Entries from a dataset:

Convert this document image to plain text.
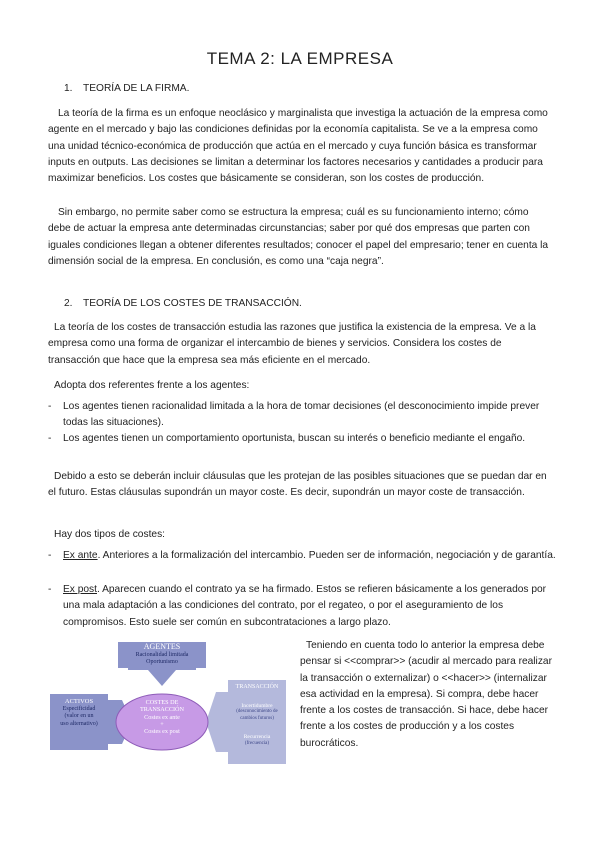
TEMA 2: LA EMPRESA
1. TEORÍA DE LA FIRMA.
La teoría de la firma es un enfoque neoclásico y marginalista que investiga la actuación de la empresa como agente en el mercado y bajo las condiciones definidas por la economía capitalista. Se ve a la empresa como una unidad técnico-económica de producción que actúa en el mercado y cuya función básica es transformar inputs en outputs. Las decisiones se limitan a determinar los factores necesarios y cantidades a producir para maximizar beneficios. Los costes que básicamente se consideran, son los costes de producción.
Sin embargo, no permite saber como se estructura la empresa; cuál es su funcionamiento interno; cómo debe de actuar la empresa ante determinadas circunstancias; saber por qué dos empresas que parten con iguales condiciones llegan a obtener diferentes resultados; conocer el papel del empresario; tener en cuenta la dimensión social de la empresa. En conclusión, es como una “caja negra”.
2. TEORÍA DE LOS COSTES DE TRANSACCIÓN.
La teoría de los costes de transacción estudia las razones que justifica la existencia de la empresa. Ve a la empresa como una forma de organizar el intercambio de bienes y servicios. Considera los costes de transacción que hace que la empresa sea más eficiente en el mercado.
Adopta dos referentes frente a los agentes:
- Los agentes tienen racionalidad limitada a la hora de tomar decisiones (el desconocimiento impide prever todas las situaciones).
- Los agentes tienen un comportamiento oportunista, buscan su interés o beneficio mediante el engaño.
Debido a esto se deberán incluir cláusulas que les protejan de las posibles situaciones que se puedan dar en el futuro. Estas cláusulas supondrán un mayor coste. Es decir, supondrán un mayor coste de transacción.
Hay dos tipos de costes:
- Ex ante. Anteriores a la formalización del intercambio. Pueden ser de información, negociación y de garantía.
- Ex post. Aparecen cuando el contrato ya se ha firmado. Estos se refieren básicamente a los generados por una mala adaptación a las condiciones del contrato, por el regateo, o por el aseguramiento de los compromisos. Esto suele ser común en subcontrataciones a largo plazo.
AGENTES
Racionalidad limitada
Oportunismo
ACTIVOS
Especificidad
(valor en un
uso alternativo)
COSTES DE
TRANSACCIÓN
Costes ex ante
+
Costes ex post
TRANSACCIÓN
Incertidumbre
(desconocimiento de
cambios futuros)
Recurrencia
(frecuencia)
Teniendo en cuenta todo lo anterior la empresa debe pensar si <<comprar>> (acudir al mercado para realizar la transacción o externalizar) o <<hacer>> (internalizar esa actividad en la empresa). Si compra, debe hacer frente a los costes de transacción. Si hace, debe hacer frente a los costes de producción y a los costes burocráticos.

**EXERCISE TASK:** Answer with a single number: the count of lines holding the word "tienen".

**CORRECT OUTPUT:** 2